→ Written task:
Return the following data line for line, with no changes.
>> Start Task data
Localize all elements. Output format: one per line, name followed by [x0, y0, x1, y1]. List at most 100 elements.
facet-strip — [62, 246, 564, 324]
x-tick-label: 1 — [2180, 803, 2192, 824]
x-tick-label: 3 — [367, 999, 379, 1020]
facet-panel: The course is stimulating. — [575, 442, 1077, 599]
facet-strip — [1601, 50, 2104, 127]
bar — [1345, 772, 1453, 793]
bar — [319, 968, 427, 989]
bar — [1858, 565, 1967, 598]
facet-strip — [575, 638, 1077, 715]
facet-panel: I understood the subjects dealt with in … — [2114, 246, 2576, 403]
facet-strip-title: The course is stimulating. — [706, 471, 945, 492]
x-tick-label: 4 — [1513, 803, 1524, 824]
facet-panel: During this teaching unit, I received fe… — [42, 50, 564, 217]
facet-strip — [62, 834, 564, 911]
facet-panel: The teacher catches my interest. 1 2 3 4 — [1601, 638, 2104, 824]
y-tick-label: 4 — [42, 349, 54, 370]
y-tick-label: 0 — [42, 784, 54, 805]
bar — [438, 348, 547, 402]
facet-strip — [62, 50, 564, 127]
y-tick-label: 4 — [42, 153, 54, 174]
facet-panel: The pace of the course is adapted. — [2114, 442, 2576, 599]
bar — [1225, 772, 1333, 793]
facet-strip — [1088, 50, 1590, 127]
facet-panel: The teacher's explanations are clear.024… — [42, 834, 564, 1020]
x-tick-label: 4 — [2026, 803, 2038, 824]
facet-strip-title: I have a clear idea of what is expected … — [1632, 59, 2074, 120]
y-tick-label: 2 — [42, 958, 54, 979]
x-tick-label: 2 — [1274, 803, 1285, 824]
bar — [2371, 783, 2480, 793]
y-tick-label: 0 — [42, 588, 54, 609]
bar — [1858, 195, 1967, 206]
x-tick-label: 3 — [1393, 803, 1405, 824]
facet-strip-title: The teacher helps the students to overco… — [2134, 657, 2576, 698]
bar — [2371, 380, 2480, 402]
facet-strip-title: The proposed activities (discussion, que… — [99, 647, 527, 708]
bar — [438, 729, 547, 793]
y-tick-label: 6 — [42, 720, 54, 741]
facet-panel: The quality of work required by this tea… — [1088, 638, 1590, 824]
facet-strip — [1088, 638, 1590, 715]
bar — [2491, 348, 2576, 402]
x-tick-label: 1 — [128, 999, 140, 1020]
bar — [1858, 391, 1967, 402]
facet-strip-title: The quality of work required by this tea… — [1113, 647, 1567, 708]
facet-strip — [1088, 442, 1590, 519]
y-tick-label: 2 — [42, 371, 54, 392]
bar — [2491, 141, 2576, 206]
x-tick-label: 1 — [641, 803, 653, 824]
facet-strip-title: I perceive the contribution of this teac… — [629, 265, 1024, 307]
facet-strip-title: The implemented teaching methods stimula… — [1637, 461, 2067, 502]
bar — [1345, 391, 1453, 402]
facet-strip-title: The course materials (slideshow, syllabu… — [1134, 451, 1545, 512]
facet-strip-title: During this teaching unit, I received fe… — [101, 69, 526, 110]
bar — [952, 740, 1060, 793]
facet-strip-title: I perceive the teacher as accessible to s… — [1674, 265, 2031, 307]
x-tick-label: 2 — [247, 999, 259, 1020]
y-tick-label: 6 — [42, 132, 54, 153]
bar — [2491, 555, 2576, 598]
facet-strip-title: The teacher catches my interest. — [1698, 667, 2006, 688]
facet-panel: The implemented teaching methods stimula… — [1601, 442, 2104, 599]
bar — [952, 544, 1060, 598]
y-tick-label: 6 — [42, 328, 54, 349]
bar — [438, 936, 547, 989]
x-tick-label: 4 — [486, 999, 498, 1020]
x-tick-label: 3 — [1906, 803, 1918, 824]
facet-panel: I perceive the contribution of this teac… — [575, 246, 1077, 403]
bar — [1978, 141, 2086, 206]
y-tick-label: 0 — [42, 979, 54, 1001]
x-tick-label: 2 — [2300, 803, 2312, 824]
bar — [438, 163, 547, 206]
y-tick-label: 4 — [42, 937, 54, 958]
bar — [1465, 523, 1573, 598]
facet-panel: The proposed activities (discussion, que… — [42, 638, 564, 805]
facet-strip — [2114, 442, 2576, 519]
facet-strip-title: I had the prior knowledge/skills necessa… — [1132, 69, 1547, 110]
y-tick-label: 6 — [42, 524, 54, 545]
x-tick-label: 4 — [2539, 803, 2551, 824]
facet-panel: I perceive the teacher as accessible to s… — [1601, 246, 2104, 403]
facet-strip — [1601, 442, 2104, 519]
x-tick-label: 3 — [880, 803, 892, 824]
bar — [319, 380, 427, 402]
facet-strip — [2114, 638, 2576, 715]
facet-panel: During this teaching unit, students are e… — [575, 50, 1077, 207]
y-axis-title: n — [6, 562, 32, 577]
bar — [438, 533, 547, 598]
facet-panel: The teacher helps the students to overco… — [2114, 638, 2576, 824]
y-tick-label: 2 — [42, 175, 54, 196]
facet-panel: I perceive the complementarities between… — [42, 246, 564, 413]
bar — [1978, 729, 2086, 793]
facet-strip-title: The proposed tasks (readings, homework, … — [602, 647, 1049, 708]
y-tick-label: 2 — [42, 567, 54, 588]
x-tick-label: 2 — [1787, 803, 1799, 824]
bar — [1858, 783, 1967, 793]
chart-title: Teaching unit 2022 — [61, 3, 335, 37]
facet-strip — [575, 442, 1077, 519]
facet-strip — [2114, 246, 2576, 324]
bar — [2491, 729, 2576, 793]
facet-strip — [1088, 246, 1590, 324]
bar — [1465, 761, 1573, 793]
>> End Task data
→ Exercise output:
Localize all elements. Output format: one per line, name followed by [x0, y0, x1, y1]. List at most 100 elements.
facet-strip — [62, 246, 564, 324]
x-tick-label: 1 — [2180, 803, 2192, 824]
x-tick-label: 3 — [367, 999, 379, 1020]
facet-panel: The course is stimulating. — [575, 442, 1077, 599]
facet-strip — [1601, 50, 2104, 127]
bar — [1345, 772, 1453, 793]
bar — [319, 968, 427, 989]
bar — [1858, 565, 1967, 598]
facet-strip — [575, 638, 1077, 715]
facet-panel: I understood the subjects dealt with in … — [2114, 246, 2576, 403]
facet-strip-title: The course is stimulating. — [706, 471, 945, 492]
x-tick-label: 4 — [1513, 803, 1524, 824]
facet-panel: During this teaching unit, I received fe… — [42, 50, 564, 217]
facet-strip — [62, 834, 564, 911]
facet-panel: The teacher catches my interest. 1 2 3 4 — [1601, 638, 2104, 824]
y-tick-label: 4 — [42, 349, 54, 370]
y-tick-label: 0 — [42, 784, 54, 805]
bar — [438, 348, 547, 402]
facet-strip — [62, 50, 564, 127]
y-tick-label: 4 — [42, 153, 54, 174]
facet-panel: The pace of the course is adapted. — [2114, 442, 2576, 599]
bar — [1225, 772, 1333, 793]
facet-strip — [1088, 50, 1590, 127]
facet-panel: The teacher's explanations are clear.024… — [42, 834, 564, 1020]
x-tick-label: 4 — [2026, 803, 2038, 824]
facet-strip-title: I have a clear idea of what is expected … — [1632, 59, 2074, 120]
y-tick-label: 2 — [42, 958, 54, 979]
x-tick-label: 2 — [1274, 803, 1285, 824]
bar — [2371, 783, 2480, 793]
y-tick-label: 0 — [42, 588, 54, 609]
bar — [1858, 195, 1967, 206]
x-tick-label: 3 — [1393, 803, 1405, 824]
facet-strip-title: The teacher helps the students to overco… — [2134, 657, 2576, 698]
bar — [2371, 380, 2480, 402]
facet-strip-title: The proposed activities (discussion, que… — [99, 647, 527, 708]
bar — [438, 729, 547, 793]
y-tick-label: 6 — [42, 720, 54, 741]
facet-panel: The quality of work required by this tea… — [1088, 638, 1590, 824]
facet-strip — [1088, 638, 1590, 715]
bar — [2491, 348, 2576, 402]
x-tick-label: 1 — [128, 999, 140, 1020]
bar — [1858, 391, 1967, 402]
facet-strip-title: The quality of work required by this tea… — [1113, 647, 1567, 708]
facet-strip — [1088, 442, 1590, 519]
y-tick-label: 2 — [42, 371, 54, 392]
bar — [2491, 141, 2576, 206]
x-tick-label: 1 — [641, 803, 653, 824]
facet-strip-title: I perceive the contribution of this teac… — [629, 265, 1024, 307]
facet-strip-title: The implemented teaching methods stimula… — [1637, 461, 2067, 502]
bar — [1345, 391, 1453, 402]
facet-strip-title: The course materials (slideshow, syllabu… — [1134, 451, 1545, 512]
facet-strip-title: During this teaching unit, I received fe… — [101, 69, 526, 110]
bar — [952, 740, 1060, 793]
facet-strip-title: I perceive the teacher as accessible to s… — [1674, 265, 2031, 307]
x-tick-label: 2 — [247, 999, 259, 1020]
y-tick-label: 6 — [42, 132, 54, 153]
bar — [2491, 555, 2576, 598]
facet-strip-title: The teacher catches my interest. — [1698, 667, 2006, 688]
facet-panel: The implemented teaching methods stimula… — [1601, 442, 2104, 599]
bar — [952, 544, 1060, 598]
y-tick-label: 6 — [42, 328, 54, 349]
bar — [438, 936, 547, 989]
x-tick-label: 4 — [486, 999, 498, 1020]
x-tick-label: 3 — [1906, 803, 1918, 824]
facet-panel: I perceive the contribution of this teac… — [575, 246, 1077, 403]
bar — [1978, 141, 2086, 206]
y-tick-label: 0 — [42, 979, 54, 1001]
x-tick-label: 2 — [2300, 803, 2312, 824]
bar — [438, 163, 547, 206]
y-tick-label: 4 — [42, 937, 54, 958]
bar — [1465, 523, 1573, 598]
facet-panel: The proposed activities (discussion, que… — [42, 638, 564, 805]
facet-strip — [2114, 442, 2576, 519]
facet-strip-title: I had the prior knowledge/skills necessa… — [1132, 69, 1547, 110]
y-tick-label: 6 — [42, 524, 54, 545]
x-tick-label: 4 — [2539, 803, 2551, 824]
facet-panel: I perceive the teacher as accessible to s… — [1601, 246, 2104, 403]
facet-strip — [1601, 442, 2104, 519]
x-tick-label: 3 — [880, 803, 892, 824]
bar — [319, 380, 427, 402]
facet-strip — [2114, 638, 2576, 715]
facet-panel: During this teaching unit, students are e… — [575, 50, 1077, 207]
y-axis-title: n — [6, 562, 32, 577]
bar — [438, 533, 547, 598]
facet-panel: The teacher helps the students to overco… — [2114, 638, 2576, 824]
y-tick-label: 2 — [42, 175, 54, 196]
facet-panel: I perceive the complementarities between… — [42, 246, 564, 413]
bar — [1978, 729, 2086, 793]
facet-strip-title: The proposed tasks (readings, homework, … — [602, 647, 1049, 708]
y-tick-label: 2 — [42, 567, 54, 588]
x-tick-label: 2 — [1787, 803, 1799, 824]
bar — [1858, 783, 1967, 793]
chart-title: Teaching unit 2022 — [61, 3, 335, 37]
facet-strip — [575, 442, 1077, 519]
facet-strip — [2114, 246, 2576, 324]
bar — [2491, 729, 2576, 793]
facet-strip — [1088, 246, 1590, 324]
bar — [1465, 761, 1573, 793]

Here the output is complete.